SET PROBLEM A: Which lines of the records contain the string "lxshuai"? Pick out each one and copy it in full.

EXTRACT PROVIDED:
▬▬▬▬▬▬

I equally loathe the term “stay-at-home mom.”  It attempts to imply the polar opposite of the “working mom” – except that there is a whole swath of “working moms” who don’t actually leave the house to go to work, and a whole bunch of “stay-at-home moms” whose lives are on-the-go so much that “stay-at-home mom” is a pretty inaccurate description.

Further, I remember reading somewhere (I’d link if I could remember where, but I can’t) that the “stay-at-home mom” label is a recent construction, re-written to replaced the old-fashioned “homemaker” when managing a home went out of vogue and we wanted to invent a title more reflective of our increasingly child-centric society.  A “stay-at-home mom” became somehow more prestigious than a simple “homemaker.”

Silly if you ask me, but I digress.

This past week I listened to a broadcast about whether “simply being a mom” is a job or not.  In the past these discussions have raised my defenses.  I anxiously anticipated the moment when someone would condemn parents who worked outside the home or when a commenter raised homemaking up to a level of idol-worship.  I waited to cringe when a working mother would give us all a bad name and belittle women who chose to leave their careers for the sake of their children and called them “lazy” or implied that their lives were so much easier because they weren’t balancing both career and family.

▬▬▬▬▬▬

STORED RECORDS:
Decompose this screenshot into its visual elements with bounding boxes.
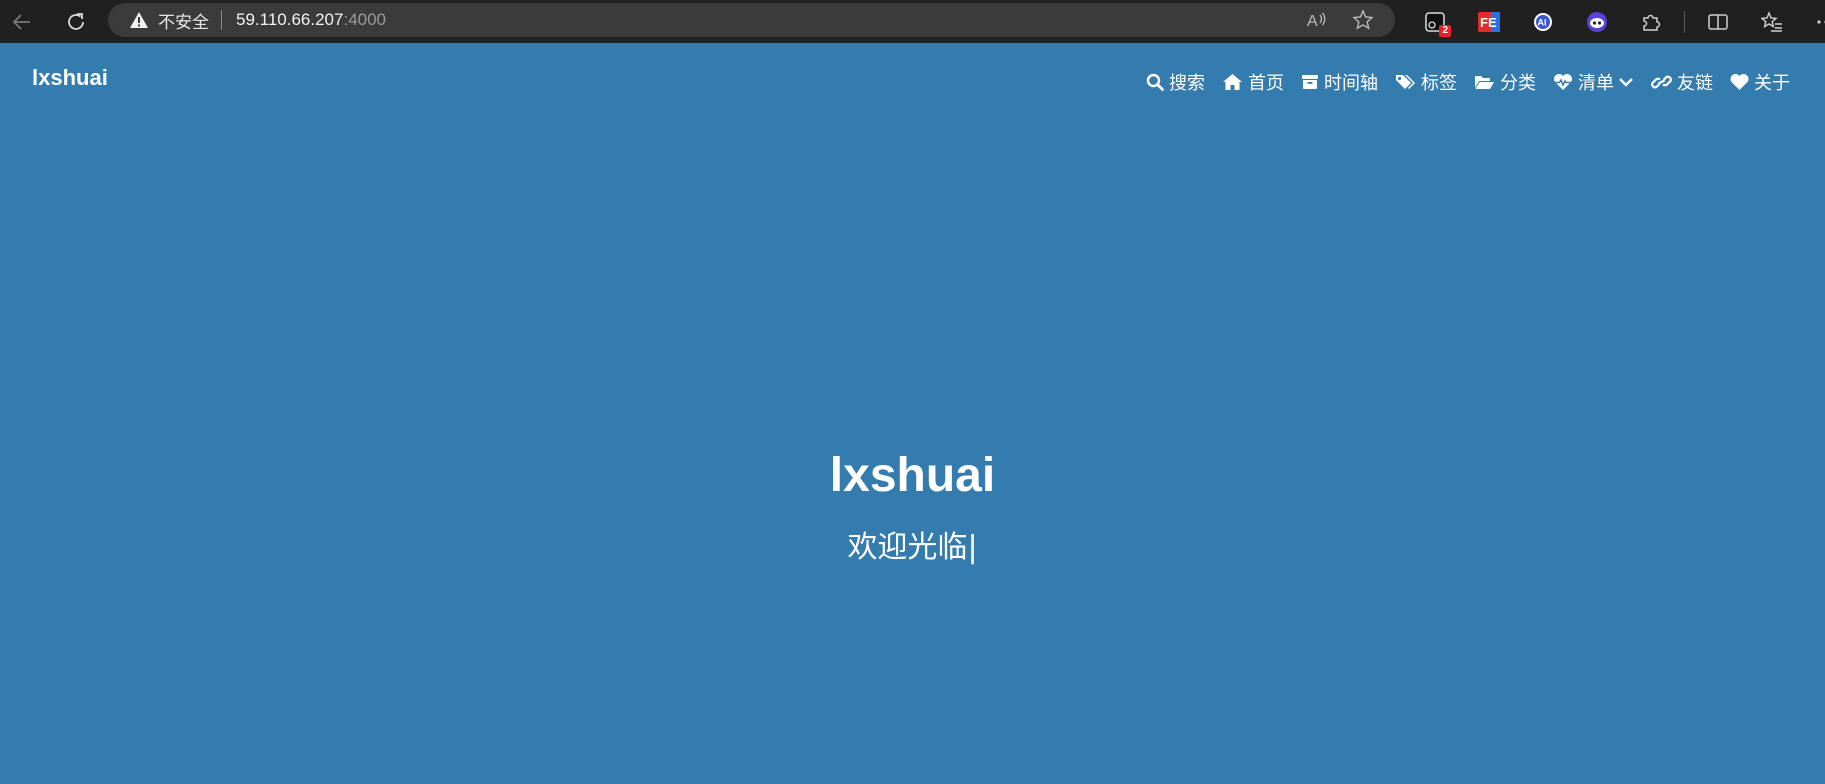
url-host[interactable]: 59.110.66.207 xyxy=(236,10,343,30)
mascot-icon xyxy=(1587,11,1607,32)
nav-item-tags[interactable]: 标签 xyxy=(1395,69,1457,95)
more-options-button[interactable] xyxy=(1799,0,1825,43)
svg-text:A: A xyxy=(1307,13,1318,30)
arrow-left-icon xyxy=(12,13,30,30)
hero-title: lxshuai xyxy=(829,449,996,502)
typing-cursor: | xyxy=(967,530,978,565)
read-aloud-icon[interactable]: A xyxy=(1305,8,1329,32)
nav-item-list-dropdown[interactable]: 清单 xyxy=(1553,69,1634,95)
chevron-down-icon xyxy=(1619,78,1633,87)
toolbar-divider xyxy=(1684,10,1685,33)
hero-subtitle: 欢迎光临| xyxy=(0,522,1825,566)
more-options-icon xyxy=(1817,19,1825,24)
extensions-menu-button[interactable] xyxy=(1624,0,1678,43)
url-port[interactable]: :4000 xyxy=(343,10,386,30)
fe-extension-label: FE xyxy=(1480,15,1497,30)
archive-icon xyxy=(1302,75,1318,89)
back-button[interactable] xyxy=(0,0,44,43)
nav-item-label: 标签 xyxy=(1421,73,1457,94)
heart-icon xyxy=(1730,74,1749,90)
security-label[interactable]: 不安全 xyxy=(158,8,209,33)
nav-item-search[interactable]: 搜索 xyxy=(1146,69,1205,95)
ai-extension-label: AI xyxy=(1538,17,1547,27)
nav-item-label: 友链 xyxy=(1677,73,1713,94)
split-screen-button[interactable] xyxy=(1691,0,1745,43)
folder-open-icon xyxy=(1475,76,1494,89)
nav-item-timeline[interactable]: 时间轴 xyxy=(1301,69,1378,95)
ai-extension-button[interactable]: AI xyxy=(1516,0,1570,43)
heartbeat-icon xyxy=(1554,74,1572,90)
divider xyxy=(221,10,222,30)
nav-item-about[interactable]: 关于 xyxy=(1730,69,1790,95)
site-navbar: lxshuai 搜索 首页 时间轴 标签 分类 清单 友链 关于 xyxy=(0,43,1825,123)
nav-item-label: 首页 xyxy=(1248,73,1284,94)
ai-assistant-icon: AI xyxy=(1534,12,1552,31)
puzzle-icon xyxy=(1643,14,1661,31)
nav-menu: 搜索 首页 时间轴 标签 分类 清单 友链 关于 xyxy=(1146,69,1790,95)
mascot-extension-button[interactable] xyxy=(1570,0,1624,43)
address-bar[interactable]: 不安全 59.110.66.207:4000 A xyxy=(108,3,1395,37)
nav-item-label: 清单 xyxy=(1578,73,1614,94)
fe-helper-icon: FE xyxy=(1478,11,1500,32)
favorites-button[interactable] xyxy=(1745,0,1799,43)
home-icon xyxy=(1223,74,1242,90)
site-brand[interactable]: lxshuai xyxy=(32,65,108,91)
nav-item-label: 搜索 xyxy=(1169,73,1205,94)
nav-item-label: 分类 xyxy=(1500,73,1536,94)
fe-extension-button[interactable]: FE xyxy=(1462,0,1516,43)
nav-item-home[interactable]: 首页 xyxy=(1222,69,1284,95)
nav-item-label: 时间轴 xyxy=(1324,73,1378,94)
search-icon xyxy=(1146,73,1164,91)
nav-item-label: 关于 xyxy=(1754,73,1790,94)
extensions-bar: 2 FE AI xyxy=(1408,0,1825,43)
link-icon xyxy=(1651,75,1672,89)
nav-item-categories[interactable]: 分类 xyxy=(1474,69,1536,95)
favorites-list-icon xyxy=(1761,10,1782,32)
nav-item-friend-links[interactable]: 友链 xyxy=(1651,69,1713,95)
tags-icon xyxy=(1396,75,1415,89)
extension-badge: 2 xyxy=(1439,25,1451,37)
reload-button[interactable] xyxy=(54,0,98,43)
hero-subtitle-text: 欢迎光临 xyxy=(847,530,968,565)
browser-toolbar: 不安全 59.110.66.207:4000 A 2 FE AI xyxy=(0,0,1825,43)
warning-icon[interactable] xyxy=(128,10,150,30)
split-screen-icon xyxy=(1708,13,1728,30)
extension-button[interactable]: 2 xyxy=(1408,0,1462,43)
reload-icon xyxy=(68,12,84,30)
favorite-star-icon[interactable] xyxy=(1351,8,1375,32)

▬▬▬▬▬▬

SET PROBLEM B: What comes next in the essay on the "stay-at-home mom" label? Write a continuation that starts after its final sentence.

EXPECTED ANSWER A:
hero-title: lxshuai xyxy=(829,449,996,502)
site-navbar: lxshuai 搜索 首页 时间轴 标签 分类 清单 友链 关于 xyxy=(0,43,1825,123)
site-brand[interactable]: lxshuai xyxy=(32,65,108,91)

EXPECTED ANSWER B:
But I left that discussion long ago, so when I listened to the broadcast this week my reaction was completely different.

I was confused.  I wondered what, exactly, is the point of this conversation anyway?

There’s no denying that motherhood involves work.  Sometimes the work is more enjoyable than others.  And every person has the specific parts that they find to be more tedious than others.  But it’s work nonetheless, and all of us do it.

Work doesn’t have to be miserable to be classified as work.  Work doesn’t have to be hard to be classified as work.  And don’t get me started on the whole is-motherhood-a-job thing.  If it’s not classified and accepted as a “job” then you don’t work, right?  Then your day-in-and-day-out is meaningless, apparently.

My point is, who caresThese labels we create, they’re for other people anyway.  They’re developed to describe what we do all day and hopefully convey some level of importance about the way we spend the vast majority of our time.  Why do we need to find validation and importance externally through a title?  Why can’t we all just be happy and confident in the way we’ve set up our families and the way we go about our everyday lives?

Why can’t we just be moms?  Moms who happen to be in the workforce, or moms who happen to spend the majority of their days caring for their homes and children.

I’m sorry, I mis-spoke.

We shouldn’t be just be moms.

We should simply be moms.

Or even better.  Women.

Who just happen to have children.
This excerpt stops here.